— BEGIN GIVEN DATA —

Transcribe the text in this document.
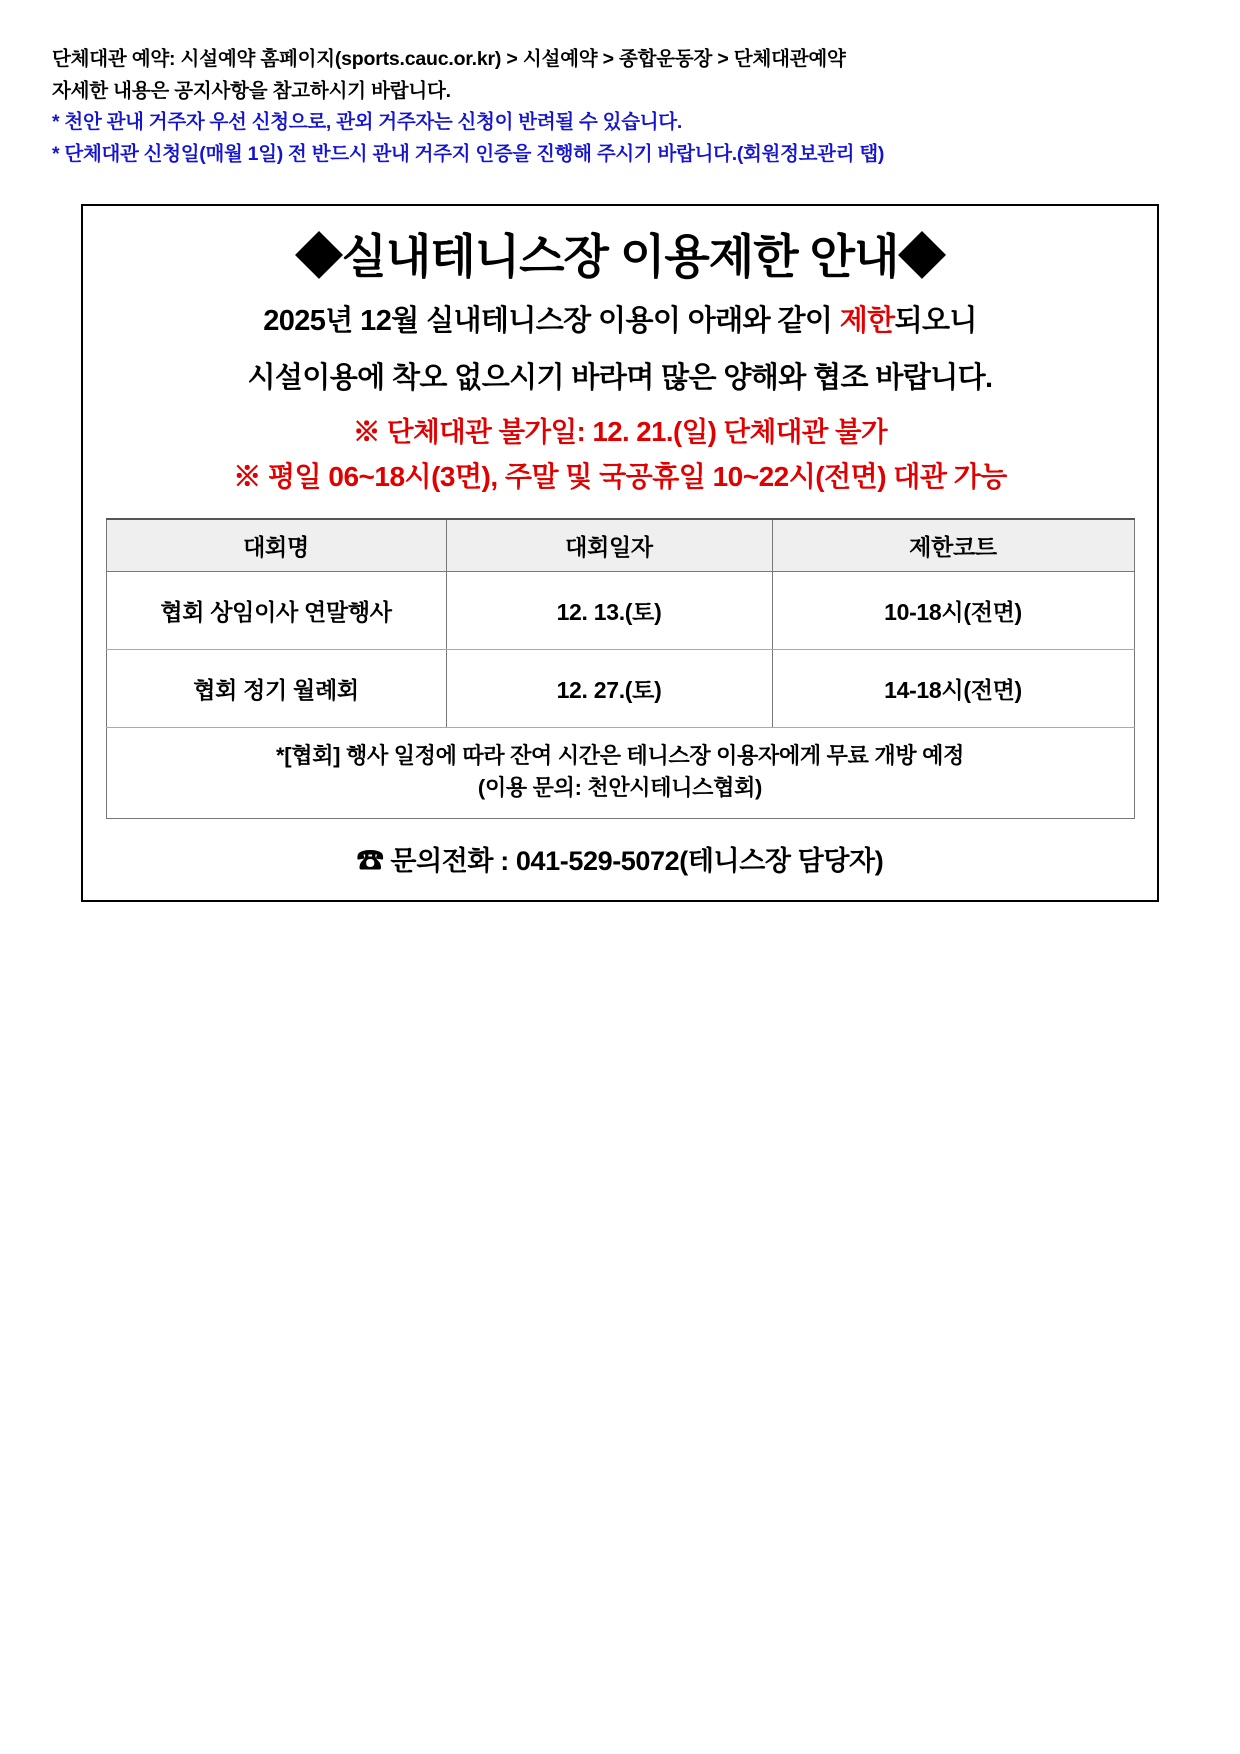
단체대관 예약: 시설예약 홈페이지(sports.cauc.or.kr) > 시설예약 > 종합운동장 > 단체대관예약
자세한 내용은 공지사항을 참고하시기 바랍니다.
* 천안 관내 거주자 우선 신청으로, 관외 거주자는 신청이 반려될 수 있습니다.
* 단체대관 신청일(매월 1일) 전 반드시 관내 거주지 인증을 진행해 주시기 바랍니다.(회원정보관리 탭)
◆실내테니스장 이용제한 안내◆
2025년 12월 실내테니스장 이용이 아래와 같이 제한되오니
시설이용에 착오 없으시기 바라며 많은 양해와 협조 바랍니다.
※ 단체대관 불가일: 12. 21.(일) 단체대관 불가
※ 평일 06~18시(3면), 주말 및 국공휴일 10~22시(전면) 대관 가능
대회명	대회일자	제한코트
협회 상임이사 연말행사	12. 13.(토)	10-18시(전면)
협회 정기 월례회	12. 27.(토)	14-18시(전면)

*[협회] 행사 일정에 따라 잔여 시간은 테니스장 이용자에게 무료 개방 예정
(이용 문의: 천안시테니스협회)		
☎ 문의전화 : 041-529-5072(테니스장 담당자)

— END GIVEN DATA —

WHAT IS REQUIRED:
Output all the records, word for word, with no pictures in the copy.

THE ANSWER:
Transcribe the text in this document.
단체대관 예약: 시설예약 홈페이지(sports.cauc.or.kr) > 시설예약 > 종합운동장 > 단체대관예약
자세한 내용은 공지사항을 참고하시기 바랍니다.
* 천안 관내 거주자 우선 신청으로, 관외 거주자는 신청이 반려될 수 있습니다.
* 단체대관 신청일(매월 1일) 전 반드시 관내 거주지 인증을 진행해 주시기 바랍니다.(회원정보관리 탭)
◆실내테니스장 이용제한 안내◆
2025년 12월 실내테니스장 이용이 아래와 같이 제한되오니
시설이용에 착오 없으시기 바라며 많은 양해와 협조 바랍니다.
※ 단체대관 불가일: 12. 21.(일) 단체대관 불가
※ 평일 06~18시(3면), 주말 및 국공휴일 10~22시(전면) 대관 가능
대회명	대회일자	제한코트
협회 상임이사 연말행사	12. 13.(토)	10-18시(전면)
협회 정기 월례회	12. 27.(토)	14-18시(전면)

*[협회] 행사 일정에 따라 잔여 시간은 테니스장 이용자에게 무료 개방 예정
(이용 문의: 천안시테니스협회)		
☎ 문의전화 : 041-529-5072(테니스장 담당자)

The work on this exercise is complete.